__Work required__: The records that follow are to be repeated without alteration.

Part of a data file:
+---+
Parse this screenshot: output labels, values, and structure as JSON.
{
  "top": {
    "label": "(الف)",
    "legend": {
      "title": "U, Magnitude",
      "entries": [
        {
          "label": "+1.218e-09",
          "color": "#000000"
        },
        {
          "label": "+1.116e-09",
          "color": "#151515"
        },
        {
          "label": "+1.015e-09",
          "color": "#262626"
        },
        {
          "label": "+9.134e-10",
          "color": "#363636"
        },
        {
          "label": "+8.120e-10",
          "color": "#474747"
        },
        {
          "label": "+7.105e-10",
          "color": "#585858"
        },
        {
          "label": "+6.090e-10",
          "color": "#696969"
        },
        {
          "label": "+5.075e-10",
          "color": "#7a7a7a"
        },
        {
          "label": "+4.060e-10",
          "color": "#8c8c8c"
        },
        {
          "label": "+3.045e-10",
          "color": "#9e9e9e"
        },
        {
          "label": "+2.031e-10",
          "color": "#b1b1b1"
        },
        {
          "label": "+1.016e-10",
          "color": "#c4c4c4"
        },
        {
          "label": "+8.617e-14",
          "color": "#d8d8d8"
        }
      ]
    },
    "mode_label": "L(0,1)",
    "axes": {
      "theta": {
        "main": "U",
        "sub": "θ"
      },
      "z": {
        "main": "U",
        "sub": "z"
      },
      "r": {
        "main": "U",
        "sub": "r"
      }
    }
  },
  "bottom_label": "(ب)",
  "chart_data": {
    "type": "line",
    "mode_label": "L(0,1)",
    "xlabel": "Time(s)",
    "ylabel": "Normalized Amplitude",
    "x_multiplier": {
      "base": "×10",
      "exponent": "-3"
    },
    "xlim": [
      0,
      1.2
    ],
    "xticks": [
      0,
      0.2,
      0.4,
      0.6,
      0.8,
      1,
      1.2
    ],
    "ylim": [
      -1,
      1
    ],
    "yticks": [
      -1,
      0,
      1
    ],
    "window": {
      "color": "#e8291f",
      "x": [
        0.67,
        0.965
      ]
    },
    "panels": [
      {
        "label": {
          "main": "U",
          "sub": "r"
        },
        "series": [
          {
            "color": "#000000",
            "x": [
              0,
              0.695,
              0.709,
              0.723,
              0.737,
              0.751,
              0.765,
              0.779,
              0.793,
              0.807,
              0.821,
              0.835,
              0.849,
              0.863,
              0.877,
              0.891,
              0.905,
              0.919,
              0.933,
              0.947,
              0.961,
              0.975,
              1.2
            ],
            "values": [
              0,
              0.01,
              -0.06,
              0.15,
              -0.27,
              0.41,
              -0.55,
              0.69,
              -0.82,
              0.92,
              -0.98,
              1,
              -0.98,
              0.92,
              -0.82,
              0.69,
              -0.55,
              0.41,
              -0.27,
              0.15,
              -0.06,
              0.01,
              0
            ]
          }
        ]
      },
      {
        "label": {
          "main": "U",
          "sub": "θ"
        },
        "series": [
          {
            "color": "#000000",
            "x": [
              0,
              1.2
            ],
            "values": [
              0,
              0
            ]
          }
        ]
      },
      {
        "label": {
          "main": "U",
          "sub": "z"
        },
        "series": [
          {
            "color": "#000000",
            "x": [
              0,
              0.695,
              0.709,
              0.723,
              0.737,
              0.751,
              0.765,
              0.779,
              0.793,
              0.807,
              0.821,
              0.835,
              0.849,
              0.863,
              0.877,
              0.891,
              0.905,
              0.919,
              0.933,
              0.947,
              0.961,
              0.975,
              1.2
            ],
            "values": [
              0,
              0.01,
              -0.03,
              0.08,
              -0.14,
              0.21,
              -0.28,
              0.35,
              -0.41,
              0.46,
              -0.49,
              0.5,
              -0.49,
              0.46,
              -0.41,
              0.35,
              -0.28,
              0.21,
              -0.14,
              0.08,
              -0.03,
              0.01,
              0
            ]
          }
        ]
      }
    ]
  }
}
+---+
__Exercise output__:
Parse this screenshot: output labels, values, and structure as JSON.
{
  "top": {
    "label": "(الف)",
    "legend": {
      "title": "U, Magnitude",
      "entries": [
        {
          "label": "+1.218e-09",
          "color": "#000000"
        },
        {
          "label": "+1.116e-09",
          "color": "#151515"
        },
        {
          "label": "+1.015e-09",
          "color": "#262626"
        },
        {
          "label": "+9.134e-10",
          "color": "#363636"
        },
        {
          "label": "+8.120e-10",
          "color": "#474747"
        },
        {
          "label": "+7.105e-10",
          "color": "#585858"
        },
        {
          "label": "+6.090e-10",
          "color": "#696969"
        },
        {
          "label": "+5.075e-10",
          "color": "#7a7a7a"
        },
        {
          "label": "+4.060e-10",
          "color": "#8c8c8c"
        },
        {
          "label": "+3.045e-10",
          "color": "#9e9e9e"
        },
        {
          "label": "+2.031e-10",
          "color": "#b1b1b1"
        },
        {
          "label": "+1.016e-10",
          "color": "#c4c4c4"
        },
        {
          "label": "+8.617e-14",
          "color": "#d8d8d8"
        }
      ]
    },
    "mode_label": "L(0,1)",
    "axes": {
      "theta": {
        "main": "U",
        "sub": "θ"
      },
      "z": {
        "main": "U",
        "sub": "z"
      },
      "r": {
        "main": "U",
        "sub": "r"
      }
    }
  },
  "bottom_label": "(ب)",
  "chart_data": {
    "type": "line",
    "mode_label": "L(0,1)",
    "xlabel": "Time(s)",
    "ylabel": "Normalized Amplitude",
    "x_multiplier": {
      "base": "×10",
      "exponent": "-3"
    },
    "xlim": [
      0,
      1.2
    ],
    "xticks": [
      0,
      0.2,
      0.4,
      0.6,
      0.8,
      1,
      1.2
    ],
    "ylim": [
      -1,
      1
    ],
    "yticks": [
      -1,
      0,
      1
    ],
    "window": {
      "color": "#e8291f",
      "x": [
        0.67,
        0.965
      ]
    },
    "panels": [
      {
        "label": {
          "main": "U",
          "sub": "r"
        },
        "series": [
          {
            "color": "#000000",
            "x": [
              0,
              0.695,
              0.709,
              0.723,
              0.737,
              0.751,
              0.765,
              0.779,
              0.793,
              0.807,
              0.821,
              0.835,
              0.849,
              0.863,
              0.877,
              0.891,
              0.905,
              0.919,
              0.933,
              0.947,
              0.961,
              0.975,
              1.2
            ],
            "values": [
              0,
              0.01,
              -0.06,
              0.15,
              -0.27,
              0.41,
              -0.55,
              0.69,
              -0.82,
              0.92,
              -0.98,
              1,
              -0.98,
              0.92,
              -0.82,
              0.69,
              -0.55,
              0.41,
              -0.27,
              0.15,
              -0.06,
              0.01,
              0
            ]
          }
        ]
      },
      {
        "label": {
          "main": "U",
          "sub": "θ"
        },
        "series": [
          {
            "color": "#000000",
            "x": [
              0,
              1.2
            ],
            "values": [
              0,
              0
            ]
          }
        ]
      },
      {
        "label": {
          "main": "U",
          "sub": "z"
        },
        "series": [
          {
            "color": "#000000",
            "x": [
              0,
              0.695,
              0.709,
              0.723,
              0.737,
              0.751,
              0.765,
              0.779,
              0.793,
              0.807,
              0.821,
              0.835,
              0.849,
              0.863,
              0.877,
              0.891,
              0.905,
              0.919,
              0.933,
              0.947,
              0.961,
              0.975,
              1.2
            ],
            "values": [
              0,
              0.01,
              -0.03,
              0.08,
              -0.14,
              0.21,
              -0.28,
              0.35,
              -0.41,
              0.46,
              -0.49,
              0.5,
              -0.49,
              0.46,
              -0.41,
              0.35,
              -0.28,
              0.21,
              -0.14,
              0.08,
              -0.03,
              0.01,
              0
            ]
          }
        ]
      }
    ]
  }
}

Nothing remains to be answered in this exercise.